→ Task statement:
Will you transcribe the entries that follow, exactly and in full?

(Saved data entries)
################
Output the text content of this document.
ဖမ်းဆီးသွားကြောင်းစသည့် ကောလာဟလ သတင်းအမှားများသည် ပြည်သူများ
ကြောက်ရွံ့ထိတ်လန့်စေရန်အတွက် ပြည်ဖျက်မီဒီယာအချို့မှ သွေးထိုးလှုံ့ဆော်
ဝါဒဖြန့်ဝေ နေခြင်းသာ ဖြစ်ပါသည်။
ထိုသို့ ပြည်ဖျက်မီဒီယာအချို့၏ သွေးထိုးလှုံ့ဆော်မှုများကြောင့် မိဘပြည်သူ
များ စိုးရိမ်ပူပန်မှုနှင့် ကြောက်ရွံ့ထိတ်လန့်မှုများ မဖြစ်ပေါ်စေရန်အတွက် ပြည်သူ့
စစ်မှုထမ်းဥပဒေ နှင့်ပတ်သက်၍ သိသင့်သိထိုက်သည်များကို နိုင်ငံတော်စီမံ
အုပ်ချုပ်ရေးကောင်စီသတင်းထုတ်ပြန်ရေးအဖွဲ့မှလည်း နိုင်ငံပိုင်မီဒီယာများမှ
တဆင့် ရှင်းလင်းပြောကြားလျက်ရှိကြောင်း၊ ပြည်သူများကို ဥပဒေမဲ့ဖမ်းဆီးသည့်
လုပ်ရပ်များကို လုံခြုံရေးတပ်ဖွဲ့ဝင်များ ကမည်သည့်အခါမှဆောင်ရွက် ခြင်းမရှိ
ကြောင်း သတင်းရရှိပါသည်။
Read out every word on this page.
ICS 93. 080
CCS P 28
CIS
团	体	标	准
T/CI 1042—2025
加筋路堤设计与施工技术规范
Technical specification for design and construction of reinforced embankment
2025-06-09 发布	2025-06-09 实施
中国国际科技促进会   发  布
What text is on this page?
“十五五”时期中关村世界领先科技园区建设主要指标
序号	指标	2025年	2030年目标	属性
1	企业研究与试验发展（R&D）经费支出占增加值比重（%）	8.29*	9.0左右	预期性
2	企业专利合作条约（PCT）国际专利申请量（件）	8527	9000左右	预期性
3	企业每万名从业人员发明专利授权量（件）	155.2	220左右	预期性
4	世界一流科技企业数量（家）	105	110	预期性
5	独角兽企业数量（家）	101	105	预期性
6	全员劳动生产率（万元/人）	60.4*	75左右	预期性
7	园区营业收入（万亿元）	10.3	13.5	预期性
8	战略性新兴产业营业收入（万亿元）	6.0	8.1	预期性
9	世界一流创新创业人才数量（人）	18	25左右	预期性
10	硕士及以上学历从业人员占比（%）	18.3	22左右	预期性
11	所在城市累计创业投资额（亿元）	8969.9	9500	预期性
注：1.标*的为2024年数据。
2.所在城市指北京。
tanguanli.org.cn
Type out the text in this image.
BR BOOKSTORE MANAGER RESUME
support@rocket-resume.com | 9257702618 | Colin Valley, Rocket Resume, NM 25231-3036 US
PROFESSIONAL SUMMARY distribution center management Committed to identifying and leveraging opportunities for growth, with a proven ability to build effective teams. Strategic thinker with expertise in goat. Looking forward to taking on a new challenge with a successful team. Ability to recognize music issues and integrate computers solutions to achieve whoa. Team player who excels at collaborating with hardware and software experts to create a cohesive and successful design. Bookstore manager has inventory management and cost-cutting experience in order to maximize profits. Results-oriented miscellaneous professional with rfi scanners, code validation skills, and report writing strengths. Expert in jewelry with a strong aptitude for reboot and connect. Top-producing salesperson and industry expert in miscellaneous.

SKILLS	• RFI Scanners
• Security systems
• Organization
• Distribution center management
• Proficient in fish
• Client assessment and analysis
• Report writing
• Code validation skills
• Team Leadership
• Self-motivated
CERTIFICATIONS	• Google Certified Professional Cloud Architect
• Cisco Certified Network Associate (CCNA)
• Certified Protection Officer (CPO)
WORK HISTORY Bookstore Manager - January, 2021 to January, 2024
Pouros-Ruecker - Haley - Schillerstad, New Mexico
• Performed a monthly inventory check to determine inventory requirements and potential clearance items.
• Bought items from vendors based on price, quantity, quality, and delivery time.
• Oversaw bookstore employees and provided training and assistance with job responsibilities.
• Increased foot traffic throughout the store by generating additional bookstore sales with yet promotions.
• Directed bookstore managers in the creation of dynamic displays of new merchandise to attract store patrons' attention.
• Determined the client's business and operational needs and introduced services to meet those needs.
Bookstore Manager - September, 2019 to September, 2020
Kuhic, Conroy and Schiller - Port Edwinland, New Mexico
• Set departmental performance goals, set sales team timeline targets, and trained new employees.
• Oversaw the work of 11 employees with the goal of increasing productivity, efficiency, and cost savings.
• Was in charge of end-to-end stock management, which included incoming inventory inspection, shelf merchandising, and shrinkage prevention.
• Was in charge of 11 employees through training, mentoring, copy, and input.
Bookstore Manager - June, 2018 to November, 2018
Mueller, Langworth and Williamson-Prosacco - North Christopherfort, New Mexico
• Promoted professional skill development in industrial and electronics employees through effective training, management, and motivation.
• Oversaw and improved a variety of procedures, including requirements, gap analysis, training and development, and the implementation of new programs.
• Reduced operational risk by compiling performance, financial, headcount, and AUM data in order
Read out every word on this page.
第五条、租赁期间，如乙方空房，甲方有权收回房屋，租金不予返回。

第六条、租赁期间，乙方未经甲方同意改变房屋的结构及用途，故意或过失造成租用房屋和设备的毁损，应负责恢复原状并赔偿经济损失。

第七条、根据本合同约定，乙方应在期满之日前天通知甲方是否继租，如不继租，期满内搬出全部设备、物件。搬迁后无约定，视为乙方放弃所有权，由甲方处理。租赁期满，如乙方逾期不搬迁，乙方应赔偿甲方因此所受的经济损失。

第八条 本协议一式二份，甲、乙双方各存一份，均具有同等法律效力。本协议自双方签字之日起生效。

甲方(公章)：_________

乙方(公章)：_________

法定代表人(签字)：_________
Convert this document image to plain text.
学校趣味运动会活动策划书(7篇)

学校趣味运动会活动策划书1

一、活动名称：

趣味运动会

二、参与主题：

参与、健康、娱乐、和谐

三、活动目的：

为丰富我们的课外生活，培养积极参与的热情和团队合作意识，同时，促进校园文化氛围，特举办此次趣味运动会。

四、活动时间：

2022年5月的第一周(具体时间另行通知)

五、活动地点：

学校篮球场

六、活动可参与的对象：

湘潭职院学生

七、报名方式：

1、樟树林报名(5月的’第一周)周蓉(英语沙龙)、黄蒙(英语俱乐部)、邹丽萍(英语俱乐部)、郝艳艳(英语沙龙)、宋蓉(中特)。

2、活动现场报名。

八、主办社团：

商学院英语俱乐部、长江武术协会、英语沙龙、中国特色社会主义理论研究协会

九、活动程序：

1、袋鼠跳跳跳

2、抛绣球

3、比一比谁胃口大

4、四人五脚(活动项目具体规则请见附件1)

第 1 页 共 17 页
################
→ Result of this task:
Output the text content of this document.
ဖမ်းဆီးသွားကြောင်းစသည့် ကောလာဟလ သတင်းအမှားများသည် ပြည်သူများ
ကြောက်ရွံ့ထိတ်လန့်စေရန်အတွက် ပြည်ဖျက်မီဒီယာအချို့မှ သွေးထိုးလှုံ့ဆော်
ဝါဒဖြန့်ဝေ နေခြင်းသာ ဖြစ်ပါသည်။
ထိုသို့ ပြည်ဖျက်မီဒီယာအချို့၏ သွေးထိုးလှုံ့ဆော်မှုများကြောင့် မိဘပြည်သူ
များ စိုးရိမ်ပူပန်မှုနှင့် ကြောက်ရွံ့ထိတ်လန့်မှုများ မဖြစ်ပေါ်စေရန်အတွက် ပြည်သူ့
စစ်မှုထမ်းဥပဒေ နှင့်ပတ်သက်၍ သိသင့်သိထိုက်သည်များကို နိုင်ငံတော်စီမံ
အုပ်ချုပ်ရေးကောင်စီသတင်းထုတ်ပြန်ရေးအဖွဲ့မှလည်း နိုင်ငံပိုင်မီဒီယာများမှ
တဆင့် ရှင်းလင်းပြောကြားလျက်ရှိကြောင်း၊ ပြည်သူများကို ဥပဒေမဲ့ဖမ်းဆီးသည့်
လုပ်ရပ်များကို လုံခြုံရေးတပ်ဖွဲ့ဝင်များ ကမည်သည့်အခါမှဆောင်ရွက် ခြင်းမရှိ
ကြောင်း သတင်းရရှိပါသည်။
Read out every word on this page.
ICS 93. 080
CCS P 28
CIS
团	体	标	准
T/CI 1042—2025
加筋路堤设计与施工技术规范
Technical specification for design and construction of reinforced embankment
2025-06-09 发布	2025-06-09 实施
中国国际科技促进会   发  布
What text is on this page?
“十五五”时期中关村世界领先科技园区建设主要指标
序号	指标	2025年	2030年目标	属性
1	企业研究与试验发展（R&D）经费支出占增加值比重（%）	8.29*	9.0左右	预期性
2	企业专利合作条约（PCT）国际专利申请量（件）	8527	9000左右	预期性
3	企业每万名从业人员发明专利授权量（件）	155.2	220左右	预期性
4	世界一流科技企业数量（家）	105	110	预期性
5	独角兽企业数量（家）	101	105	预期性
6	全员劳动生产率（万元/人）	60.4*	75左右	预期性
7	园区营业收入（万亿元）	10.3	13.5	预期性
8	战略性新兴产业营业收入（万亿元）	6.0	8.1	预期性
9	世界一流创新创业人才数量（人）	18	25左右	预期性
10	硕士及以上学历从业人员占比（%）	18.3	22左右	预期性
11	所在城市累计创业投资额（亿元）	8969.9	9500	预期性
注：1.标*的为2024年数据。
2.所在城市指北京。
tanguanli.org.cn
Type out the text in this image.
BR BOOKSTORE MANAGER RESUME
support@rocket-resume.com | 9257702618 | Colin Valley, Rocket Resume, NM 25231-3036 US
PROFESSIONAL SUMMARY distribution center management Committed to identifying and leveraging opportunities for growth, with a proven ability to build effective teams. Strategic thinker with expertise in goat. Looking forward to taking on a new challenge with a successful team. Ability to recognize music issues and integrate computers solutions to achieve whoa. Team player who excels at collaborating with hardware and software experts to create a cohesive and successful design. Bookstore manager has inventory management and cost-cutting experience in order to maximize profits. Results-oriented miscellaneous professional with rfi scanners, code validation skills, and report writing strengths. Expert in jewelry with a strong aptitude for reboot and connect. Top-producing salesperson and industry expert in miscellaneous.

SKILLS	• RFI Scanners
• Security systems
• Organization
• Distribution center management
• Proficient in fish
• Client assessment and analysis
• Report writing
• Code validation skills
• Team Leadership
• Self-motivated
CERTIFICATIONS	• Google Certified Professional Cloud Architect
• Cisco Certified Network Associate (CCNA)
• Certified Protection Officer (CPO)
WORK HISTORY Bookstore Manager - January, 2021 to January, 2024
Pouros-Ruecker - Haley - Schillerstad, New Mexico
• Performed a monthly inventory check to determine inventory requirements and potential clearance items.
• Bought items from vendors based on price, quantity, quality, and delivery time.
• Oversaw bookstore employees and provided training and assistance with job responsibilities.
• Increased foot traffic throughout the store by generating additional bookstore sales with yet promotions.
• Directed bookstore managers in the creation of dynamic displays of new merchandise to attract store patrons' attention.
• Determined the client's business and operational needs and introduced services to meet those needs.
Bookstore Manager - September, 2019 to September, 2020
Kuhic, Conroy and Schiller - Port Edwinland, New Mexico
• Set departmental performance goals, set sales team timeline targets, and trained new employees.
• Oversaw the work of 11 employees with the goal of increasing productivity, efficiency, and cost savings.
• Was in charge of end-to-end stock management, which included incoming inventory inspection, shelf merchandising, and shrinkage prevention.
• Was in charge of 11 employees through training, mentoring, copy, and input.
Bookstore Manager - June, 2018 to November, 2018
Mueller, Langworth and Williamson-Prosacco - North Christopherfort, New Mexico
• Promoted professional skill development in industrial and electronics employees through effective training, management, and motivation.
• Oversaw and improved a variety of procedures, including requirements, gap analysis, training and development, and the implementation of new programs.
• Reduced operational risk by compiling performance, financial, headcount, and AUM data in order
Read out every word on this page.
第五条、租赁期间，如乙方空房，甲方有权收回房屋，租金不予返回。

第六条、租赁期间，乙方未经甲方同意改变房屋的结构及用途，故意或过失造成租用房屋和设备的毁损，应负责恢复原状并赔偿经济损失。

第七条、根据本合同约定，乙方应在期满之日前天通知甲方是否继租，如不继租，期满内搬出全部设备、物件。搬迁后无约定，视为乙方放弃所有权，由甲方处理。租赁期满，如乙方逾期不搬迁，乙方应赔偿甲方因此所受的经济损失。

第八条 本协议一式二份，甲、乙双方各存一份，均具有同等法律效力。本协议自双方签字之日起生效。

甲方(公章)：_________

乙方(公章)：_________

法定代表人(签字)：_________
Convert this document image to plain text.
学校趣味运动会活动策划书(7篇)

学校趣味运动会活动策划书1

一、活动名称：

趣味运动会

二、参与主题：

参与、健康、娱乐、和谐

三、活动目的：

为丰富我们的课外生活，培养积极参与的热情和团队合作意识，同时，促进校园文化氛围，特举办此次趣味运动会。

四、活动时间：

2022年5月的第一周(具体时间另行通知)

五、活动地点：

学校篮球场

六、活动可参与的对象：

湘潭职院学生

七、报名方式：

1、樟树林报名(5月的’第一周)周蓉(英语沙龙)、黄蒙(英语俱乐部)、邹丽萍(英语俱乐部)、郝艳艳(英语沙龙)、宋蓉(中特)。

2、活动现场报名。

八、主办社团：

商学院英语俱乐部、长江武术协会、英语沙龙、中国特色社会主义理论研究协会

九、活动程序：

1、袋鼠跳跳跳

2、抛绣球

3、比一比谁胃口大

4、四人五脚(活动项目具体规则请见附件1)

第 1 页 共 17 页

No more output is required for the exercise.